▸ Aim of the task: Show every line below where "Endothelium" can be found.

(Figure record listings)
○ ○ ○ ○ ○ ○ ○

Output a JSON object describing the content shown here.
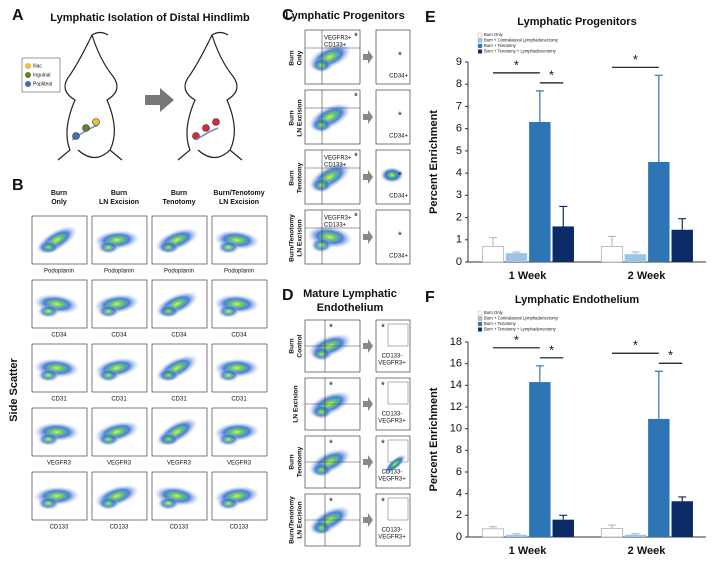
{
  "panel_labels": [
    "A",
    "B",
    "C",
    "D",
    "E",
    "F"
  ],
  "panel_a": {
    "title": "Lymphatic Isolation of Distal Hindlimb",
    "legend": [
      "Iliac",
      "Inguinal",
      "Popliteal"
    ]
  },
  "panel_b": {
    "columns": [
      [
        "Burn",
        "Only"
      ],
      [
        "Burn",
        "LN Excision"
      ],
      [
        "Burn",
        "Tenotomy"
      ],
      [
        "Burn/Tenotomy",
        "LN Excision"
      ]
    ],
    "markers": [
      "Podoplanin",
      "CD34",
      "CD31",
      "VEGFR3",
      "CD133"
    ],
    "y_label": "Side Scatter"
  },
  "panel_c": {
    "title": "Lymphatic Progenitors",
    "rows": [
      {
        "label": [
          "Burn",
          "Only"
        ],
        "gate": [
          "VEGFR3+",
          "CD133+"
        ],
        "result": "CD34+",
        "marker": "*"
      },
      {
        "label": [
          "Burn",
          "LN Excision"
        ],
        "result": "CD34+",
        "marker": "*"
      },
      {
        "label": [
          "Burn",
          "Tenotomy"
        ],
        "gate": [
          "VEGFR3+",
          "CD133+"
        ],
        "result": "CD34+",
        "marker": "*"
      },
      {
        "label": [
          "Burn/Tenotomy",
          "LN Excision"
        ],
        "gate": [
          "VEGFR3+",
          "CD133+"
        ],
        "result": "CD34+",
        "marker": "*"
      }
    ]
  },
  "panel_d": {
    "title": [
      "Mature Lymphatic",
      "Endothelium"
    ],
    "rows": [
      {
        "label": [
          "Burn",
          "Control"
        ],
        "result": [
          "CD133-",
          "VEGFR3+"
        ],
        "marker": "*"
      },
      {
        "label": [
          "LN Excision"
        ],
        "result": [
          "CD133-",
          "VEGFR3+"
        ],
        "marker": "*"
      },
      {
        "label": [
          "Burn",
          "Tenotomy"
        ],
        "result": [
          "CD133-",
          "VEGFR3+"
        ],
        "marker": "*"
      },
      {
        "label": [
          "Burn/Tenotomy",
          "LN Excision"
        ],
        "result": [
          "CD133-",
          "VEGFR3+"
        ],
        "marker": "*"
      }
    ]
  },
  "chart_data": [
    {
      "type": "bar",
      "title": "Lymphatic Progenitors",
      "y_label": "Percent Enrichment",
      "categories": [
        "1 Week",
        "2 Week"
      ],
      "series": [
        {
          "name": "Burn Only",
          "color": "#ffffff",
          "values": [
            0.7,
            0.7
          ],
          "errors": [
            0.4,
            0.45
          ]
        },
        {
          "name": "Burn + Contralateral Lymphadenectomy",
          "color": "#9dc3e6",
          "values": [
            0.4,
            0.35
          ],
          "errors": [
            0.05,
            0.1
          ]
        },
        {
          "name": "Burn + Tenotomy",
          "color": "#2e75b6",
          "values": [
            6.3,
            4.5
          ],
          "errors": [
            1.4,
            3.9
          ]
        },
        {
          "name": "Burn + Tenotomy + Lymphadenectomy",
          "color": "#0b2a66",
          "values": [
            1.6,
            1.45
          ],
          "errors": [
            0.9,
            0.5
          ]
        }
      ],
      "ylim": [
        0,
        9
      ],
      "yticks": [
        0,
        1,
        2,
        3,
        4,
        5,
        6,
        7,
        8,
        9
      ],
      "annotations": [
        {
          "text": "*",
          "category": "1 Week",
          "between": [
            "Burn Only",
            "Burn + Tenotomy"
          ]
        },
        {
          "text": "*",
          "category": "1 Week",
          "between": [
            "Burn + Tenotomy",
            "Burn + Tenotomy + Lymphadenectomy"
          ]
        },
        {
          "text": "*",
          "category": "2 Week",
          "between": [
            "Burn Only",
            "Burn + Tenotomy"
          ]
        }
      ]
    },
    {
      "type": "bar",
      "title": "Lymphatic Endothelium",
      "y_label": "Percent Enrichment",
      "categories": [
        "1 Week",
        "2 Week"
      ],
      "series": [
        {
          "name": "Burn Only",
          "color": "#ffffff",
          "values": [
            0.75,
            0.8
          ],
          "errors": [
            0.2,
            0.3
          ]
        },
        {
          "name": "Burn + Contralateral Lymphadenectomy",
          "color": "#9dc3e6",
          "values": [
            0.2,
            0.2
          ],
          "errors": [
            0.1,
            0.1
          ]
        },
        {
          "name": "Burn + Tenotomy",
          "color": "#2e75b6",
          "values": [
            14.3,
            10.9
          ],
          "errors": [
            1.5,
            4.4
          ]
        },
        {
          "name": "Burn + Tenotomy + Lymphadenectomy",
          "color": "#0b2a66",
          "values": [
            1.6,
            3.3
          ],
          "errors": [
            0.4,
            0.4
          ]
        }
      ],
      "ylim": [
        0,
        18
      ],
      "yticks": [
        0,
        2,
        4,
        6,
        8,
        10,
        12,
        14,
        16,
        18
      ],
      "annotations": [
        {
          "text": "*",
          "category": "1 Week",
          "between": [
            "Burn Only",
            "Burn + Tenotomy"
          ]
        },
        {
          "text": "*",
          "category": "1 Week",
          "between": [
            "Burn + Tenotomy",
            "Burn + Tenotomy + Lymphadenectomy"
          ]
        },
        {
          "text": "*",
          "category": "2 Week",
          "between": [
            "Burn Only",
            "Burn + Tenotomy"
          ]
        },
        {
          "text": "*",
          "category": "2 Week",
          "between": [
            "Burn + Tenotomy",
            "Burn + Tenotomy + Lymphadenectomy"
          ]
        }
      ]
    }
  ]
}
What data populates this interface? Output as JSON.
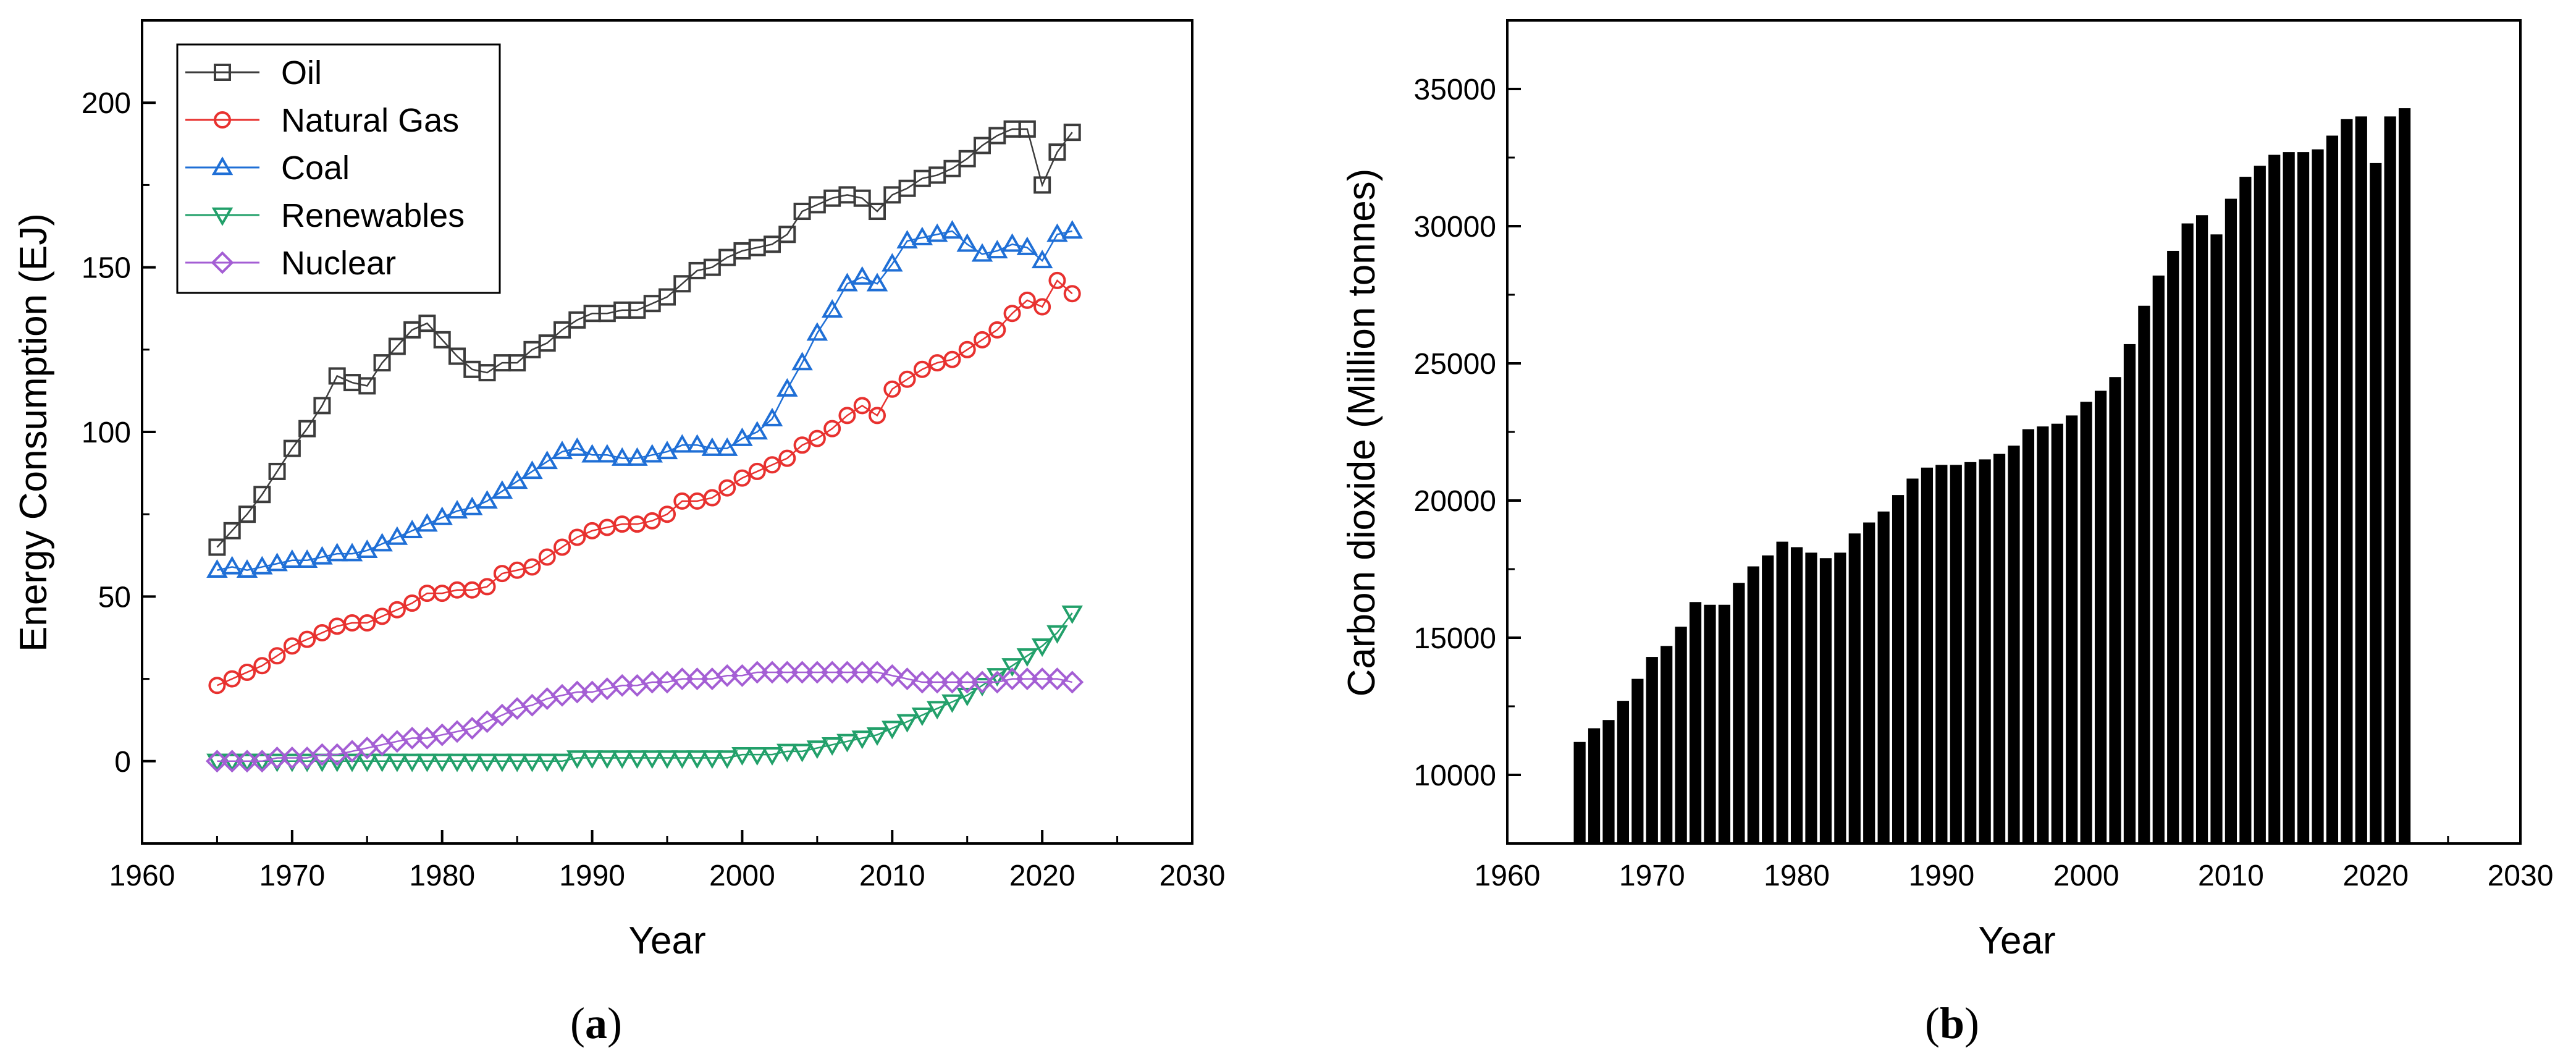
{
  "chart_data": [
    {
      "type": "line",
      "panel": "a",
      "caption_open": "(",
      "caption_letter": "a",
      "caption_close": ")",
      "xlabel": "Year",
      "ylabel": "Energy Consumption (EJ)",
      "xlim": [
        1960,
        2030
      ],
      "ylim": [
        -25,
        225
      ],
      "xticks": [
        1960,
        1970,
        1980,
        1990,
        2000,
        2010,
        2020,
        2030
      ],
      "yticks": [
        0,
        50,
        100,
        150,
        200
      ],
      "x_start": 1965,
      "legend_position": "top-left",
      "series": [
        {
          "name": "Oil",
          "color": "#3c3c3c",
          "marker": "square",
          "values": [
            65,
            70,
            75,
            81,
            88,
            95,
            101,
            108,
            117,
            115,
            114,
            121,
            126,
            131,
            133,
            128,
            123,
            119,
            118,
            121,
            121,
            125,
            127,
            131,
            134,
            136,
            136,
            137,
            137,
            139,
            141,
            145,
            149,
            150,
            153,
            155,
            156,
            157,
            160,
            167,
            169,
            171,
            172,
            171,
            167,
            172,
            174,
            177,
            178,
            180,
            183,
            187,
            190,
            192,
            192,
            175,
            185,
            191
          ]
        },
        {
          "name": "Natural Gas",
          "color": "#e8312f",
          "marker": "circle",
          "values": [
            23,
            25,
            27,
            29,
            32,
            35,
            37,
            39,
            41,
            42,
            42,
            44,
            46,
            48,
            51,
            51,
            52,
            52,
            53,
            57,
            58,
            59,
            62,
            65,
            68,
            70,
            71,
            72,
            72,
            73,
            75,
            79,
            79,
            80,
            83,
            86,
            88,
            90,
            92,
            96,
            98,
            101,
            105,
            108,
            105,
            113,
            116,
            119,
            121,
            122,
            125,
            128,
            131,
            136,
            140,
            138,
            146,
            142
          ]
        },
        {
          "name": "Coal",
          "color": "#1f6fd6",
          "marker": "triangle-up",
          "values": [
            58,
            59,
            58,
            59,
            60,
            61,
            61,
            62,
            63,
            63,
            64,
            66,
            68,
            70,
            72,
            74,
            76,
            77,
            79,
            82,
            85,
            88,
            91,
            94,
            95,
            93,
            93,
            92,
            92,
            93,
            94,
            96,
            96,
            95,
            95,
            98,
            100,
            104,
            113,
            121,
            130,
            137,
            145,
            147,
            145,
            151,
            158,
            159,
            160,
            161,
            157,
            154,
            155,
            157,
            156,
            152,
            160,
            161
          ]
        },
        {
          "name": "Renewables",
          "color": "#22a06a",
          "marker": "triangle-down",
          "values": [
            0,
            0,
            0,
            0,
            0,
            0,
            0,
            0,
            0,
            0,
            0,
            0,
            0,
            0,
            0,
            0,
            0,
            0,
            0,
            0,
            0,
            0,
            0,
            0,
            1,
            1,
            1,
            1,
            1,
            1,
            1,
            1,
            1,
            1,
            1,
            2,
            2,
            2,
            3,
            3,
            4,
            5,
            6,
            7,
            8,
            10,
            12,
            14,
            16,
            18,
            20,
            23,
            26,
            29,
            32,
            35,
            39,
            45
          ]
        },
        {
          "name": "Nuclear",
          "color": "#a45ed4",
          "marker": "diamond",
          "values": [
            0,
            0,
            0,
            0,
            1,
            1,
            1,
            2,
            2,
            3,
            4,
            5,
            6,
            7,
            7,
            8,
            9,
            10,
            12,
            14,
            16,
            17,
            19,
            20,
            21,
            21,
            22,
            23,
            23,
            24,
            24,
            25,
            25,
            25,
            26,
            26,
            27,
            27,
            27,
            27,
            27,
            27,
            27,
            27,
            27,
            26,
            25,
            24,
            24,
            24,
            24,
            24,
            24,
            25,
            25,
            25,
            25,
            24
          ]
        }
      ]
    },
    {
      "type": "bar",
      "panel": "b",
      "caption_open": "(",
      "caption_letter": "b",
      "caption_close": ")",
      "xlabel": "Year",
      "ylabel": "Carbon dioxide (Million tonnes)",
      "xlim": [
        1960,
        2030
      ],
      "ylim": [
        7500,
        37500
      ],
      "xticks": [
        1960,
        1970,
        1980,
        1990,
        2000,
        2010,
        2020,
        2030
      ],
      "yticks": [
        10000,
        15000,
        20000,
        25000,
        30000,
        35000
      ],
      "x_start": 1965,
      "color": "#000000",
      "values": [
        11200,
        11700,
        12000,
        12700,
        13500,
        14300,
        14700,
        15400,
        16300,
        16200,
        16200,
        17000,
        17600,
        18000,
        18500,
        18300,
        18100,
        17900,
        18100,
        18800,
        19200,
        19600,
        20200,
        20800,
        21200,
        21300,
        21300,
        21400,
        21500,
        21700,
        22000,
        22600,
        22700,
        22800,
        23100,
        23600,
        24000,
        24500,
        25700,
        27100,
        28200,
        29100,
        30100,
        30400,
        29700,
        31000,
        31800,
        32200,
        32600,
        32700,
        32700,
        32800,
        33300,
        33900,
        34000,
        32300,
        34000,
        34300
      ]
    }
  ]
}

○ ○ ○ ○ ○ ○ ○

▸ Answer to the task:
      "Endothelium"
      "title": "Lymphatic Endothelium",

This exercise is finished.